● Problem to solve:
Which lines hold the word "data"? Copy each one.
--- START ---
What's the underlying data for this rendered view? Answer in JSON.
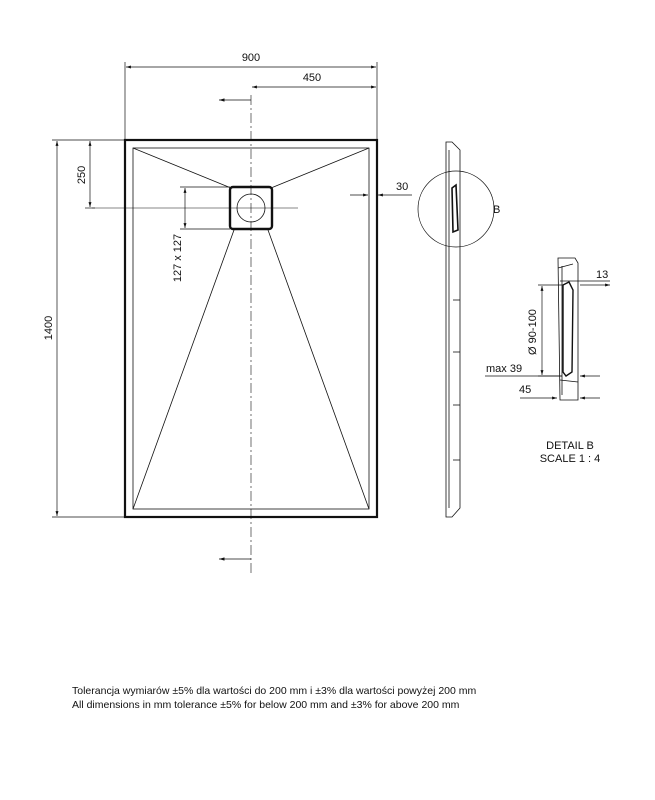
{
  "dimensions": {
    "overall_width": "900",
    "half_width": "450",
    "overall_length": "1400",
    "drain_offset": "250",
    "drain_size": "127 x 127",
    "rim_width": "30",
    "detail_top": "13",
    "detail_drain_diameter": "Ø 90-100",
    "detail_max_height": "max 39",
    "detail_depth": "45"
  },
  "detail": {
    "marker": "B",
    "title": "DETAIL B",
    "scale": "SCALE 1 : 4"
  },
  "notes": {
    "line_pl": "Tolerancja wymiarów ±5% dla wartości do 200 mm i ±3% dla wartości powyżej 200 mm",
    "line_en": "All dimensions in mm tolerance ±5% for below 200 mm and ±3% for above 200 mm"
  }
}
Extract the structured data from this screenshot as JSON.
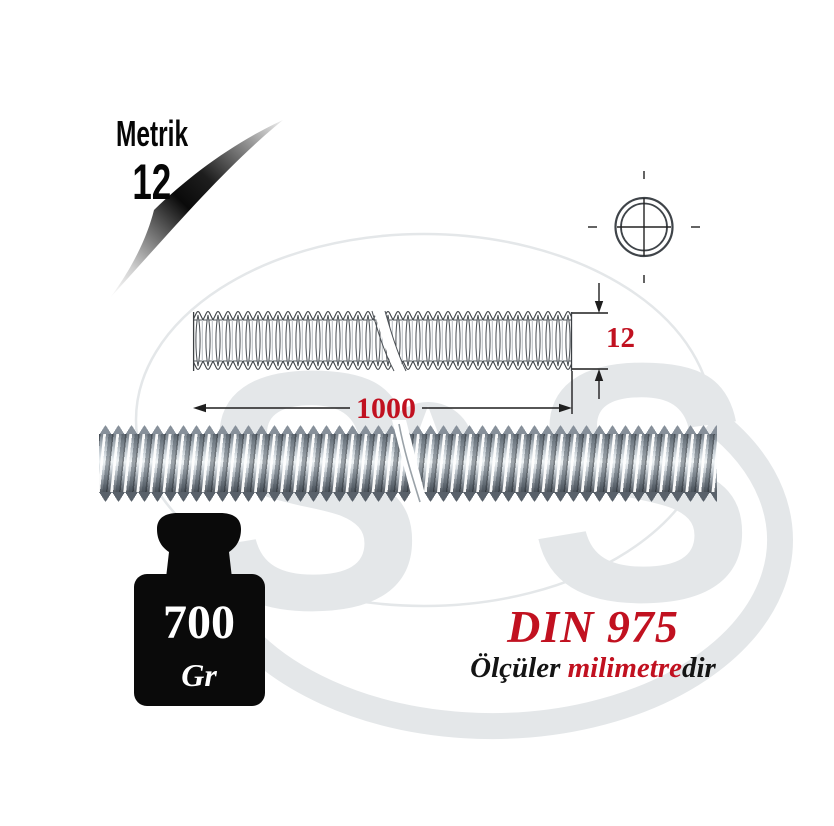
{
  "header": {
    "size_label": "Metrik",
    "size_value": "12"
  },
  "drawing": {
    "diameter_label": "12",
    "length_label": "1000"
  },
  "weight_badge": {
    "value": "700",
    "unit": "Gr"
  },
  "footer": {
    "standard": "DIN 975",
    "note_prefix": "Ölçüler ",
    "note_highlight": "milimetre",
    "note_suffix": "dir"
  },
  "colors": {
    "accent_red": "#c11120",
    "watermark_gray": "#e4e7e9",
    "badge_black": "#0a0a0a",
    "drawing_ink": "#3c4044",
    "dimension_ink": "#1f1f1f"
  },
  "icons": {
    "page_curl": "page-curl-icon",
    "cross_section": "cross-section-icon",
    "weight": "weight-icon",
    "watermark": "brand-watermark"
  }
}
--- END ---
● Final result:
What's the underlying data for this rendered view? Answer in JSON.
Extract the structured data from this screenshot as JSON.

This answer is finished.